▸ **Records for this task**

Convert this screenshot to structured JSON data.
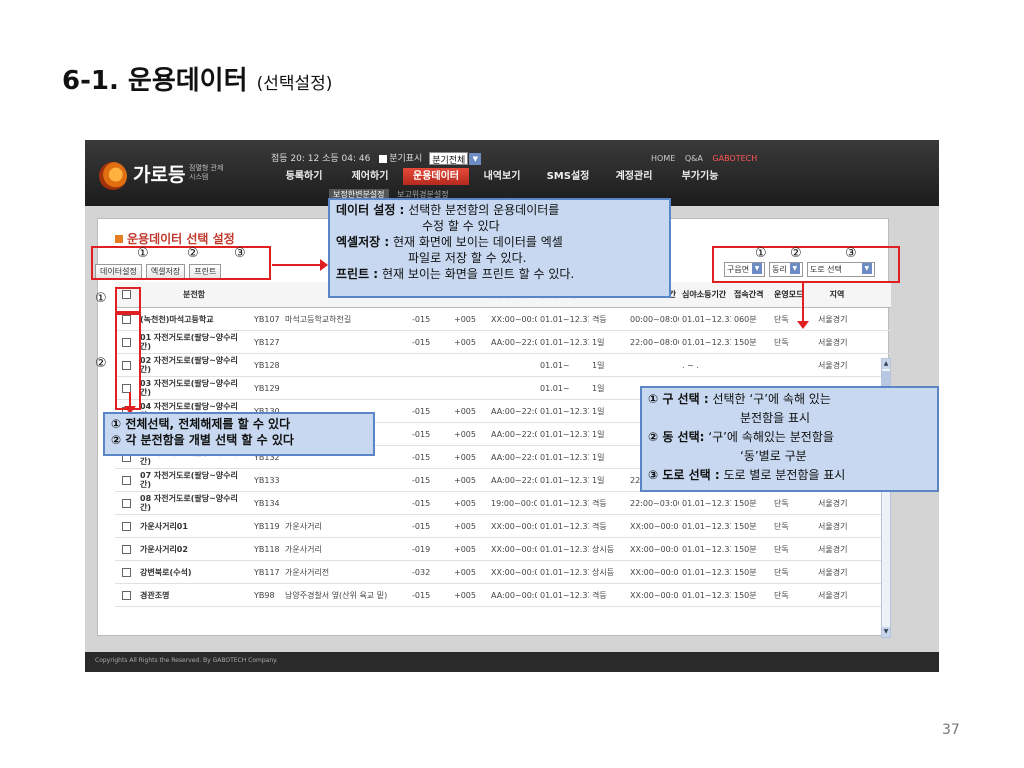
{
  "slide": {
    "title": "6-1. 운용데이터",
    "subtitle": "(선택설정)",
    "page_number": "37"
  },
  "app": {
    "logo_text": "가로등",
    "logo_subtitle": "점멸형 관제시스템",
    "status": {
      "time": "점등 20: 12 소등 04: 46",
      "option_label": "분기표시",
      "select_value": "분기전체"
    },
    "toplinks": [
      "HOME",
      "Q&A",
      "GABOTECH"
    ],
    "nav": [
      "등록하기",
      "제어하기",
      "운용데이터",
      "내역보기",
      "SMS설정",
      "계정관리",
      "부가기능"
    ],
    "subnav": [
      "보정한변분설정",
      "보고위경분설정"
    ],
    "panel_title": "운용데이터 선택 설정",
    "buttons": [
      "데이터설정",
      "엑셀저장",
      "프린트"
    ],
    "filters": [
      "구읍면",
      "동리",
      "도로 선택"
    ],
    "columns": [
      "",
      "분전함",
      "",
      "",
      "",
      "",
      "(제작시간)",
      "(제작기간)",
      "",
      "시간",
      "심야소등기간",
      "접속간격",
      "운영모드",
      "지역"
    ],
    "rows": [
      [
        "(녹천천)마석고등학교",
        "YB107",
        "마석고등학교하천길",
        "-015",
        "+005",
        "XX:00~00:00",
        "01.01~12.31",
        "격등",
        "00:00~08:00",
        "01.01~12.31",
        "060분",
        "단독",
        "서울경기"
      ],
      [
        "01 자전거도로(팔당~양수리간)",
        "YB127",
        "",
        "-015",
        "+005",
        "AA:00~22:00",
        "01.01~12.31",
        "1일",
        "22:00~08:00",
        "01.01~12.31",
        "150분",
        "단독",
        "서울경기"
      ],
      [
        "02 자전거도로(팔당~양수리간)",
        "YB128",
        "",
        "",
        "",
        "",
        "01.01~",
        "1일",
        "",
        ". ~ .",
        "",
        "",
        "서울경기"
      ],
      [
        "03 자전거도로(팔당~양수리간)",
        "YB129",
        "",
        "",
        "",
        "",
        "01.01~",
        "1일",
        "",
        "",
        "",
        "",
        ""
      ],
      [
        "04 자전거도로(팔당~양수리간)",
        "YB130",
        "",
        "-015",
        "+005",
        "AA:00~22:00",
        "01.01~12.31",
        "1일",
        "",
        "",
        "",
        "",
        ""
      ],
      [
        "05 자전거도로(팔당~양수리간)",
        "YB131",
        "",
        "-015",
        "+005",
        "AA:00~22:00",
        "01.01~12.31",
        "1일",
        "",
        "",
        "",
        "",
        ""
      ],
      [
        "06 자전거도로(팔당~양수리간)",
        "YB132",
        "",
        "-015",
        "+005",
        "AA:00~22:00",
        "01.01~12.31",
        "1일",
        "",
        "",
        "",
        "",
        ""
      ],
      [
        "07 자전거도로(팔당~양수리간)",
        "YB133",
        "",
        "-015",
        "+005",
        "AA:00~22:00",
        "01.01~12.31",
        "1일",
        "22:00~03:00",
        "01.01~12.31",
        "150분",
        "단독",
        "서울경기"
      ],
      [
        "08 자전거도로(팔당~양수리간)",
        "YB134",
        "",
        "-015",
        "+005",
        "19:00~00:00",
        "01.01~12.31",
        "격등",
        "22:00~03:00",
        "01.01~12.31",
        "150분",
        "단독",
        "서울경기"
      ],
      [
        "가운사거리01",
        "YB119",
        "가운사거리",
        "-015",
        "+005",
        "XX:00~00:00",
        "01.01~12.31",
        "격등",
        "XX:00~00:00",
        "01.01~12.31",
        "150분",
        "단독",
        "서울경기"
      ],
      [
        "가운사거리02",
        "YB118",
        "가운사거리",
        "-019",
        "+005",
        "XX:00~00:00",
        "01.01~12.31",
        "상시등",
        "XX:00~00:00",
        "01.01~12.31",
        "150분",
        "단독",
        "서울경기"
      ],
      [
        "강변북로(수석)",
        "YB117",
        "가운사거리전",
        "-032",
        "+005",
        "XX:00~00:00",
        "01.01~12.31",
        "상시등",
        "XX:00~00:00",
        "01.01~12.31",
        "150분",
        "단독",
        "서울경기"
      ],
      [
        "경관조명",
        "YB98",
        "남양주경찰서 옆(산위 육교 밑)",
        "-015",
        "+005",
        "AA:00~00:00",
        "01.01~12.31",
        "격등",
        "XX:00~00:00",
        "01.01~12.31",
        "150분",
        "단독",
        "서울경기"
      ]
    ],
    "footer": "Copyrights All Rights the Reserved. By GABOTECH Company."
  },
  "annotations": {
    "markers": {
      "btn_1": "①",
      "btn_2": "②",
      "btn_3": "③",
      "flt_1": "①",
      "flt_2": "②",
      "flt_3": "③",
      "left_1": "①",
      "left_2": "②"
    },
    "top_box": {
      "l1_key": "데이터 설정 :",
      "l1_val": "선택한 분전함의 운용데이터를",
      "l2": "수정 할 수 있다",
      "l3_key": "엑셀저장 :",
      "l3_val": "현재 화면에 보이는 데이터를 엑셀",
      "l4": "파일로 저장 할 수 있다.",
      "l5_key": "프린트 :",
      "l5_val": "현재 보이는 화면을 프린트 할 수 있다."
    },
    "left_box": {
      "l1": "① 전체선택, 전체해제를 할 수 있다",
      "l2": "② 각 분전함을 개별 선택 할 수 있다"
    },
    "right_box": {
      "l1_key": "① 구 선택 :",
      "l1_val": "선택한 ‘구’에 속해 있는",
      "l2": "분전함을 표시",
      "l3_key": "② 동 선택:",
      "l3_val": "‘구’에 속해있는 분전함을",
      "l4": "‘동’별로 구분",
      "l5_key": "③ 도로 선택 :",
      "l5_val": "도로 별로 분전함을 표시"
    }
  },
  "colors": {
    "annotation_border": "#e02020",
    "callout_fill": "#c7d8f0",
    "callout_border": "#5b86c6",
    "active_nav": "#d03a2c"
  }
}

▸ **Task requirements**
Repeat each entry precisely as it appears. Leave the pictures out.

▸ **Solved problem**
Convert this screenshot to structured JSON data.
{
  "slide": {
    "title": "6-1. 운용데이터",
    "subtitle": "(선택설정)",
    "page_number": "37"
  },
  "app": {
    "logo_text": "가로등",
    "logo_subtitle": "점멸형 관제시스템",
    "status": {
      "time": "점등 20: 12 소등 04: 46",
      "option_label": "분기표시",
      "select_value": "분기전체"
    },
    "toplinks": [
      "HOME",
      "Q&A",
      "GABOTECH"
    ],
    "nav": [
      "등록하기",
      "제어하기",
      "운용데이터",
      "내역보기",
      "SMS설정",
      "계정관리",
      "부가기능"
    ],
    "subnav": [
      "보정한변분설정",
      "보고위경분설정"
    ],
    "panel_title": "운용데이터 선택 설정",
    "buttons": [
      "데이터설정",
      "엑셀저장",
      "프린트"
    ],
    "filters": [
      "구읍면",
      "동리",
      "도로 선택"
    ],
    "columns": [
      "",
      "분전함",
      "",
      "",
      "",
      "",
      "(제작시간)",
      "(제작기간)",
      "",
      "시간",
      "심야소등기간",
      "접속간격",
      "운영모드",
      "지역"
    ],
    "rows": [
      [
        "(녹천천)마석고등학교",
        "YB107",
        "마석고등학교하천길",
        "-015",
        "+005",
        "XX:00~00:00",
        "01.01~12.31",
        "격등",
        "00:00~08:00",
        "01.01~12.31",
        "060분",
        "단독",
        "서울경기"
      ],
      [
        "01 자전거도로(팔당~양수리간)",
        "YB127",
        "",
        "-015",
        "+005",
        "AA:00~22:00",
        "01.01~12.31",
        "1일",
        "22:00~08:00",
        "01.01~12.31",
        "150분",
        "단독",
        "서울경기"
      ],
      [
        "02 자전거도로(팔당~양수리간)",
        "YB128",
        "",
        "",
        "",
        "",
        "01.01~",
        "1일",
        "",
        ". ~ .",
        "",
        "",
        "서울경기"
      ],
      [
        "03 자전거도로(팔당~양수리간)",
        "YB129",
        "",
        "",
        "",
        "",
        "01.01~",
        "1일",
        "",
        "",
        "",
        "",
        ""
      ],
      [
        "04 자전거도로(팔당~양수리간)",
        "YB130",
        "",
        "-015",
        "+005",
        "AA:00~22:00",
        "01.01~12.31",
        "1일",
        "",
        "",
        "",
        "",
        ""
      ],
      [
        "05 자전거도로(팔당~양수리간)",
        "YB131",
        "",
        "-015",
        "+005",
        "AA:00~22:00",
        "01.01~12.31",
        "1일",
        "",
        "",
        "",
        "",
        ""
      ],
      [
        "06 자전거도로(팔당~양수리간)",
        "YB132",
        "",
        "-015",
        "+005",
        "AA:00~22:00",
        "01.01~12.31",
        "1일",
        "",
        "",
        "",
        "",
        ""
      ],
      [
        "07 자전거도로(팔당~양수리간)",
        "YB133",
        "",
        "-015",
        "+005",
        "AA:00~22:00",
        "01.01~12.31",
        "1일",
        "22:00~03:00",
        "01.01~12.31",
        "150분",
        "단독",
        "서울경기"
      ],
      [
        "08 자전거도로(팔당~양수리간)",
        "YB134",
        "",
        "-015",
        "+005",
        "19:00~00:00",
        "01.01~12.31",
        "격등",
        "22:00~03:00",
        "01.01~12.31",
        "150분",
        "단독",
        "서울경기"
      ],
      [
        "가운사거리01",
        "YB119",
        "가운사거리",
        "-015",
        "+005",
        "XX:00~00:00",
        "01.01~12.31",
        "격등",
        "XX:00~00:00",
        "01.01~12.31",
        "150분",
        "단독",
        "서울경기"
      ],
      [
        "가운사거리02",
        "YB118",
        "가운사거리",
        "-019",
        "+005",
        "XX:00~00:00",
        "01.01~12.31",
        "상시등",
        "XX:00~00:00",
        "01.01~12.31",
        "150분",
        "단독",
        "서울경기"
      ],
      [
        "강변북로(수석)",
        "YB117",
        "가운사거리전",
        "-032",
        "+005",
        "XX:00~00:00",
        "01.01~12.31",
        "상시등",
        "XX:00~00:00",
        "01.01~12.31",
        "150분",
        "단독",
        "서울경기"
      ],
      [
        "경관조명",
        "YB98",
        "남양주경찰서 옆(산위 육교 밑)",
        "-015",
        "+005",
        "AA:00~00:00",
        "01.01~12.31",
        "격등",
        "XX:00~00:00",
        "01.01~12.31",
        "150분",
        "단독",
        "서울경기"
      ]
    ],
    "footer": "Copyrights All Rights the Reserved. By GABOTECH Company."
  },
  "annotations": {
    "markers": {
      "btn_1": "①",
      "btn_2": "②",
      "btn_3": "③",
      "flt_1": "①",
      "flt_2": "②",
      "flt_3": "③",
      "left_1": "①",
      "left_2": "②"
    },
    "top_box": {
      "l1_key": "데이터 설정 :",
      "l1_val": "선택한 분전함의 운용데이터를",
      "l2": "수정 할 수 있다",
      "l3_key": "엑셀저장 :",
      "l3_val": "현재 화면에 보이는 데이터를 엑셀",
      "l4": "파일로 저장 할 수 있다.",
      "l5_key": "프린트 :",
      "l5_val": "현재 보이는 화면을 프린트 할 수 있다."
    },
    "left_box": {
      "l1": "① 전체선택, 전체해제를 할 수 있다",
      "l2": "② 각 분전함을 개별 선택 할 수 있다"
    },
    "right_box": {
      "l1_key": "① 구 선택 :",
      "l1_val": "선택한 ‘구’에 속해 있는",
      "l2": "분전함을 표시",
      "l3_key": "② 동 선택:",
      "l3_val": "‘구’에 속해있는 분전함을",
      "l4": "‘동’별로 구분",
      "l5_key": "③ 도로 선택 :",
      "l5_val": "도로 별로 분전함을 표시"
    }
  },
  "colors": {
    "annotation_border": "#e02020",
    "callout_fill": "#c7d8f0",
    "callout_border": "#5b86c6",
    "active_nav": "#d03a2c"
  }
}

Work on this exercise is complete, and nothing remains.